— begin Data provided —

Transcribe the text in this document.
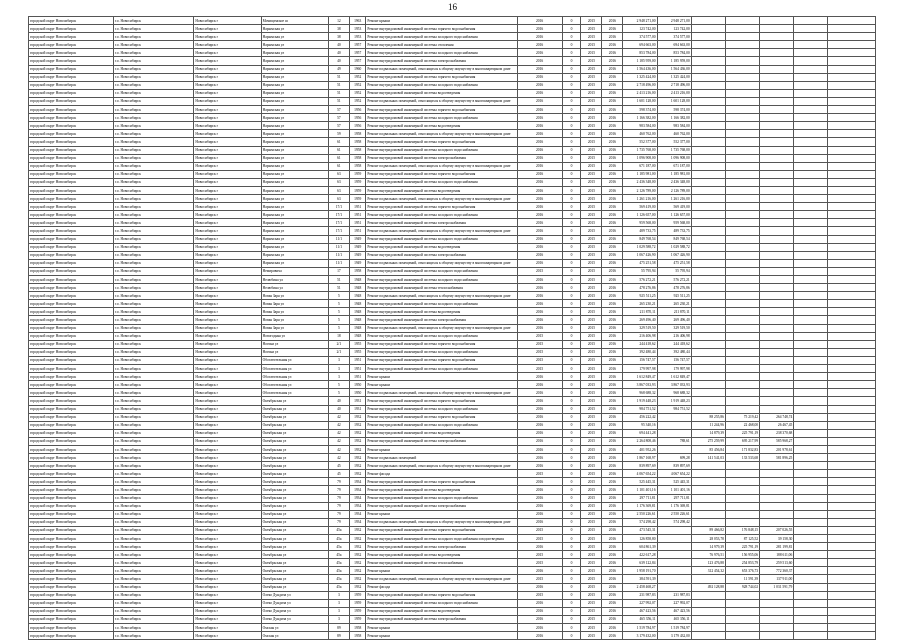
16
городской округ Новосибирск	г.о. Новосибирск	Новосибирск г	Мочищенское ш	12	1963	Ремонт крыши	2016	0	2015	2016	2 948 271,00	2 948 271,00					
городской округ Новосибирск	г.о. Новосибирск	Новосибирск г	Нарымская ул	38	1953	Ремонт внутридомовой инженерной системы горячего водоснабжения	2016	0	2015	2016	123 742,00	123 742,00					
городской округ Новосибирск	г.о. Новосибирск	Новосибирск г	Нарымская ул	38	1953	Ремонт внутридомовой инженерной системы холодного водоснабжения	2016	0	2015	2016	374 577,00	374 577,00					
городской округ Новосибирск	г.о. Новосибирск	Новосибирск г	Нарымская ул	40	1957	Ремонт внутридомовой инженерной системы отопления	2016	0	2015	2016	694 663,00	694 663,00					
городской округ Новосибирск	г.о. Новосибирск	Новосибирск г	Нарымская ул	40	1957	Ремонт внутридомовой инженерной системы холодного водоснабжения	2016	0	2015	2016	853 784,00	853 784,00					
городской округ Новосибирск	г.о. Новосибирск	Новосибирск г	Нарымская ул	40	1957	Ремонт внутридомовой инженерной системы электроснабжения	2016	0	2015	2016	1 185 959,00	1 185 959,00					
городской округ Новосибирск	г.о. Новосибирск	Новосибирск г	Нарымская ул	49	1960	Ремонт подвальных помещений, относящихся к общему имуществу в многоквартирном доме	2016	0	2015	2016	1 564 436,00	1 564 436,00					
городской округ Новосибирск	г.о. Новосибирск	Новосибирск г	Нарымская ул	51	1952	Ремонт внутридомовой инженерной системы горячего водоснабжения	2016	0	2015	2016	1 325 424,00	1 325 424,00					
городской округ Новосибирск	г.о. Новосибирск	Новосибирск г	Нарымская ул	51	1952	Ремонт внутридомовой инженерной системы холодного водоснабжения	2016	0	2015	2016	2 718 496,00	2 718 496,00					
городской округ Новосибирск	г.о. Новосибирск	Новосибирск г	Нарымская ул	51	1952	Ремонт внутридомовой инженерной системы водоотведения	2016	0	2015	2016	2 413 216,00	2 413 216,00					
городской округ Новосибирск	г.о. Новосибирск	Новосибирск г	Нарымская ул	51	1952	Ремонт подвальных помещений, относящихся к общему имуществу в многоквартирном доме	2016	0	2015	2016	1 601 128,00	1 601 128,00					
городской округ Новосибирск	г.о. Новосибирск	Новосибирск г	Нарымская ул	57	1956	Ремонт внутридомовой инженерной системы горячего водоснабжения	2016	0	2015	2016	598 374,00	598 374,00					
городской округ Новосибирск	г.о. Новосибирск	Новосибирск г	Нарымская ул	57	1956	Ремонт внутридомовой инженерной системы холодного водоснабжения	2016	0	2015	2016	1 166 382,00	1 166 382,00					
городской округ Новосибирск	г.о. Новосибирск	Новосибирск г	Нарымская ул	57	1956	Ремонт внутридомовой инженерной системы водоотведения	2016	0	2015	2016	983 584,00	983 584,00					
городской округ Новосибирск	г.о. Новосибирск	Новосибирск г	Нарымская ул	59	1958	Ремонт подвальных помещений, относящихся к общему имуществу в многоквартирном доме	2016	0	2015	2016	460 762,00	460 762,00					
городской округ Новосибирск	г.о. Новосибирск	Новосибирск г	Нарымская ул	61	1958	Ремонт внутридомовой инженерной системы горячего водоснабжения	2016	0	2015	2016	552 377,00	552 377,00					
городской округ Новосибирск	г.о. Новосибирск	Новосибирск г	Нарымская ул	61	1958	Ремонт внутридомовой инженерной системы холодного водоснабжения	2016	0	2015	2016	1 735 768,00	1 735 768,00					
городской округ Новосибирск	г.о. Новосибирск	Новосибирск г	Нарымская ул	61	1958	Ремонт внутридомовой инженерной системы электроснабжения	2016	0	2015	2016	1 096 908,00	1 096 908,00					
городской округ Новосибирск	г.о. Новосибирск	Новосибирск г	Нарымская ул	61	1958	Ремонт подвальных помещений, относящихся к общему имуществу в многоквартирном доме	2016	0	2015	2016	671 187,00	671 187,00					
городской округ Новосибирск	г.о. Новосибирск	Новосибирск г	Нарымская ул	63	1959	Ремонт внутридомовой инженерной системы горячего водоснабжения	2016	0	2015	2016	1 185 981,00	1 185 981,00					
городской округ Новосибирск	г.о. Новосибирск	Новосибирск г	Нарымская ул	63	1959	Ремонт внутридомовой инженерной системы холодного водоснабжения	2016	0	2015	2016	2 436 348,00	2 436 348,00					
городской округ Новосибирск	г.о. Новосибирск	Новосибирск г	Нарымская ул	63	1959	Ремонт внутридомовой инженерной системы водоотведения	2016	0	2015	2016	2 126 789,00	2 126 789,00					
городской округ Новосибирск	г.о. Новосибирск	Новосибирск г	Нарымская ул	63	1959	Ремонт подвальных помещений, относящихся к общему имуществу в многоквартирном доме	2016	0	2015	2016	1 261 216,00	1 261 216,00					
городской округ Новосибирск	г.о. Новосибирск	Новосибирск г	Нарымская ул	17/1	1951	Ремонт внутридомовой инженерной системы горячего водоснабжения	2016	0	2015	2016	569 419,00	569 419,00					
городской округ Новосибирск	г.о. Новосибирск	Новосибирск г	Нарымская ул	17/1	1951	Ремонт внутридомовой инженерной системы холодного водоснабжения	2016	0	2015	2016	1 126 657,00	1 126 657,00					
городской округ Новосибирск	г.о. Новосибирск	Новосибирск г	Нарымская ул	17/1	1951	Ремонт внутридомовой инженерной системы электроснабжения	2016	0	2015	2016	959 568,00	959 568,00					
городской округ Новосибирск	г.о. Новосибирск	Новосибирск г	Нарымская ул	17/1	1951	Ремонт подвальных помещений, относящихся к общему имуществу в многоквартирном доме	2016	0	2015	2016	489 733,75	489 733,75					
городской округ Новосибирск	г.о. Новосибирск	Новосибирск г	Нарымская ул	11/1	1949	Ремонт внутридомовой инженерной системы холодного водоснабжения	2016	0	2015	2016	849 768,54	849 768,54					
городской округ Новосибирск	г.о. Новосибирск	Новосибирск г	Нарымская ул	11/1	1949	Ремонт внутридомовой инженерной системы водоотведения	2016	0	2015	2016	1 029 588,72	1 029 588,72					
городской округ Новосибирск	г.о. Новосибирск	Новосибирск г	Нарымская ул	11/1	1949	Ремонт внутридомовой инженерной системы электроснабжения	2016	0	2015	2016	1 067 426,90	1 067 426,90					
городской округ Новосибирск	г.о. Новосибирск	Новосибирск г	Нарымская ул	11/1	1949	Ремонт подвальных помещений, относящихся к общему имуществу в многоквартирном доме	2016	0	2015	2016	475 251,58	475 251,58					
городской округ Новосибирск	г.о. Новосибирск	Новосибирск г	Немировича	17	1958	Ремонт внутридомовой инженерной системы холодного водоснабжения	2015	0	2015	2016	55 795,94	55 795,94					
городской округ Новосибирск	г.о. Новосибирск	Новосибирск г	Нелюбина ул	51	1948	Ремонт внутридомовой инженерной системы холодного водоснабжения	2016	0	2015	2016	576 272,21	576 272,21					
городской округ Новосибирск	г.о. Новосибирск	Новосибирск г	Нелюбина ул	51	1948	Ремонт внутридомовой инженерной системы теплоснабжения	2016	0	2015	2016	478 276,86	478 276,86					
городской округ Новосибирск	г.о. Новосибирск	Новосибирск г	Новая Заря ул	5	1948	Ремонт подвальных помещений, относящихся к общему имуществу в многоквартирном доме	2016	0	2015	2016	925 511,25	925 511,25					
городской округ Новосибирск	г.о. Новосибирск	Новосибирск г	Новая Заря ул	5	1948	Ремонт внутридомовой инженерной системы холодного водоснабжения	2016	0	2015	2016	265 230,21	265 230,21					
городской округ Новосибирск	г.о. Новосибирск	Новосибирск г	Новая Заря ул	5	1948	Ремонт внутридомовой инженерной системы водоотведения	2016	0	2015	2016	211 870,11	211 870,11					
городской округ Новосибирск	г.о. Новосибирск	Новосибирск г	Новая Заря ул	5	1948	Ремонт внутридомовой инженерной системы электроснабжения	2016	0	2015	2016	269 496,40	269 496,40					
городской округ Новосибирск	г.о. Новосибирск	Новосибирск г	Новая Заря ул	5	1948	Ремонт подвальных помещений, относящихся к общему имуществу в многоквартирном доме	2016	0	2015	2016	329 519,50	329 519,50					
городской округ Новосибирск	г.о. Новосибирск	Новосибирск г	Новогодняя ул	18	1948	Ремонт внутридомовой инженерной системы холодного водоснабжения	2015	0	2015	2016	216 406,98	216 406,98					
городской округ Новосибирск	г.о. Новосибирск	Новосибирск г	Ногина ул	2/1	1955	Ремонт внутридомовой инженерной системы горячего водоснабжения	2015	0	2015	2016	244 418,62	244 418,62					
городской округ Новосибирск	г.о. Новосибирск	Новосибирск г	Ногина ул	2/1	1955	Ремонт внутридомовой инженерной системы холодного водоснабжения	2015	0	2015	2016	392 480,44	392 480,44					
городской округ Новосибирск	г.о. Новосибирск	Новосибирск г	Обогатительная ул	3	1951	Ремонт внутридомовой инженерной системы горячего водоснабжения	2015	0	2015	2016	156 747,57	156 747,57					
городской округ Новосибирск	г.о. Новосибирск	Новосибирск г	Обогатительная ул	3	1951	Ремонт внутридомовой инженерной системы холодного водоснабжения	2015	0	2015	2016	179 997,98	179 997,98					
городской округ Новосибирск	г.о. Новосибирск	Новосибирск г	Обогатительная ул	3	1951	Ремонт крыши	2016	0	2015	2016	1 612 849,47	1 612 849,47					
городской округ Новосибирск	г.о. Новосибирск	Новосибирск г	Обогатительная ул	5	1950	Ремонт крыши	2016	0	2015	2016	3 867 033,93	3 867 033,93					
городской округ Новосибирск	г.о. Новосибирск	Новосибирск г	Обогатительная ул	5	1950	Ремонт подвальных помещений, относящихся к общему имуществу в многоквартирном доме	2016	0	2015	2016	968 688,32	968 688,32					
городской округ Новосибирск	г.о. Новосибирск	Новосибирск г	Октябрьская ул	40	1931	Ремонт внутридомовой инженерной системы горячего водоснабжения	2016	0	2015	2016	1 919 448,23	1 919 448,23					
городской округ Новосибирск	г.о. Новосибирск	Новосибирск г	Октябрьская ул	40	1931	Ремонт внутридомовой инженерной системы холодного водоснабжения	2016	0	2015	2016	984 751,52	984 751,52					
городской округ Новосибирск	г.о. Новосибирск	Новосибирск г	Октябрьская ул	42	1932	Ремонт внутридомовой инженерной системы горячего водоснабжения	2016	0	2015	2016	456 222,42		88 255,86	75 219,42	264 748,74		
городской округ Новосибирск	г.о. Новосибирск	Новосибирск г	Октябрьская ул	42	1932	Ремонт внутридомовой инженерной системы холодного водоснабжения	2016	0	2015	2016	95 340,16		11 244,96	22 468,00	26 467,45		
городской округ Новосибирск	г.о. Новосибирск	Новосибирск г	Октябрьская ул	42	1932	Ремонт внутридомовой инженерной системы водоотведения	2016	0	2015	2016	694 441,28		14 879,39	225 791,19	238 370,68		
городской округ Новосибирск	г.о. Новосибирск	Новосибирск г	Октябрьская ул	42	1932	Ремонт внутридомовой инженерной системы электроснабжения	2016	0	2015	2016	2 264 808,46	788,61	275 259,99	695 217,99	585 968,27		
городской округ Новосибирск	г.о. Новосибирск	Новосибирск г	Октябрьская ул	42	1932	Ремонт крыши	2016	0	2015	2016	401 952,26		85 456,84	171 832,83	201 978,61		
городской округ Новосибирск	г.о. Новосибирск	Новосибирск г	Октябрьская ул	42	1932	Ремонт подвальных помещений	2016	0	2015	2016	1 867 168,97	699,28	141 541,03	133 533,68	581 896,25		
городской округ Новосибирск	г.о. Новосибирск	Новосибирск г	Октябрьская ул	45	1932	Ремонт подвальных помещений, относящихся к общему имуществу в многоквартирном доме	2016	0	2015	2016	839 897,69	839 897,69					
городской округ Новосибирск	г.о. Новосибирск	Новосибирск г	Октябрьская ул	45	1932	Ремонт фасада	2015	0	2015	2016	4 067 654,22	4 067 654,22					
городской округ Новосибирск	г.о. Новосибирск	Новосибирск г	Октябрьская ул	79	1934	Ремонт внутридомовой инженерной системы горячего водоснабжения	2016	0	2015	2016	525 445,31	525 445,31					
городской округ Новосибирск	г.о. Новосибирск	Новосибирск г	Октябрьская ул	79	1934	Ремонт внутридомовой инженерной системы водоотведения	2016	0	2015	2016	1 101 401,16	1 101 401,16					
городской округ Новосибирск	г.о. Новосибирск	Новосибирск г	Октябрьская ул	79	1934	Ремонт внутридомовой инженерной системы холодного водоснабжения	2016	0	2015	2016	297 711,81	297 711,81					
городской округ Новосибирск	г.о. Новосибирск	Новосибирск г	Октябрьская ул	79	1934	Ремонт внутридомовой инженерной системы электроснабжения	2016	0	2015	2016	1 176 369,81	1 176 369,81					
городской округ Новосибирск	г.о. Новосибирск	Новосибирск г	Октябрьская ул	79	1934	Ремонт крыши	2016	0	2015	2016	2 550 226,61	2 550 226,61					
городской округ Новосибирск	г.о. Новосибирск	Новосибирск г	Октябрьская ул	79	1934	Ремонт подвальных помещений, относящихся к общему имуществу в многоквартирном доме	2016	0	2015	2016	574 298,42	574 298,42					
городской округ Новосибирск	г.о. Новосибирск	Новосибирск г	Октябрьская ул	45а	1932	Ремонт внутридомовой инженерной системы горячего водоснабжения	2015	0	2015	2016	473 545,31		89 466,82	176 848,15	207 026,55		
городской округ Новосибирск	г.о. Новосибирск	Новосибирск г	Октябрьская ул	45а	1932	Ремонт внутридомовой инженерной системы холодного водоснабжения и водоотведения	2015	0	2015	2016	126 858,80		28 053,78	87 125,52	39 158,30		
городской округ Новосибирск	г.о. Новосибирск	Новосибирск г	Октябрьская ул	45а	1932	Ремонт внутридомовой инженерной системы электроснабжения	2016	0	2015	2016	604 861,39		14 979,39	225 791,19	281 199,81		
городской округ Новосибирск	г.о. Новосибирск	Новосибирск г	Октябрьская ул	45а	1932	Ремонт внутридомовой инженерной системы водоотведения	2015	0	2015	2016	422 617,28		76 976,51	156 955,06	188 611,06		
городской округ Новосибирск	г.о. Новосибирск	Новосибирск г	Октябрьская ул	45а	1932	Ремонт внутридомовой инженерной системы теплоснабжения	2015	0	2015	2016	639 122,84		123 476,88	254 853,79	259 513,60		
городской округ Новосибирск	г.о. Новосибирск	Новосибирск г	Октябрьская ул	45а	1932	Ремонт крыши	2016	0	2015	2016	1 958 191,70		312 454,32	653 376,73	772 360,37		
городской округ Новосибирск	г.о. Новосибирск	Новосибирск г	Октябрьская ул	45а	1932	Ремонт подвальных помещений, относящихся к общему имуществу в многоквартирном доме	2015	0	2015	2016	384 591,39			11 591,39	137 911,00		
городской округ Новосибирск	г.о. Новосибирск	Новосибирск г	Октябрьская ул	45а	1932	Ремонт фасада	2016	0	2015	2016	2 458 468,27		492 128,88	928 744,02	1 031 591,79		
городской округ Новосибирск	г.о. Новосибирск	Новосибирск г	Олеко Дундича ул	3	1959	Ремонт внутридомовой инженерной системы горячего водоснабжения	2015	0	2015	2016	231 987,83	231 987,83					
городской округ Новосибирск	г.о. Новосибирск	Новосибирск г	Олеко Дундича ул	3	1959	Ремонт внутридомовой инженерной системы холодного водоснабжения	2016	0	2015	2016	227 992,07	227 992,07					
городской округ Новосибирск	г.о. Новосибирск	Новосибирск г	Олеко Дундича ул	3	1959	Ремонт внутридомовой инженерной системы водоотведения	2016	0	2015	2016	467 423,56	467 423,56					
городской округ Новосибирск	г.о. Новосибирск	Новосибирск г	Олеко Дундича ул	3	1959	Ремонт внутридомовой инженерной системы электроснабжения	2016	0	2015	2016	465 356,11	465 356,11					
городской округ Новосибирск	г.о. Новосибирск	Новосибирск г	Омская ул	89	1958	Ремонт крыши	2016	0	2015	2016	1 519 784,97	1 519 784,97					
городской округ Новосибирск	г.о. Новосибирск	Новосибирск г	Омская ул	89	1958	Ремонт крыши	2016	0	2015	2016	3 179 432,00	3 179 432,00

— end Data provided —

_Written problem_:
Report how many lines of the listing above include the word "Олеко". Say nothing but the number.

_Finished exercise_:
4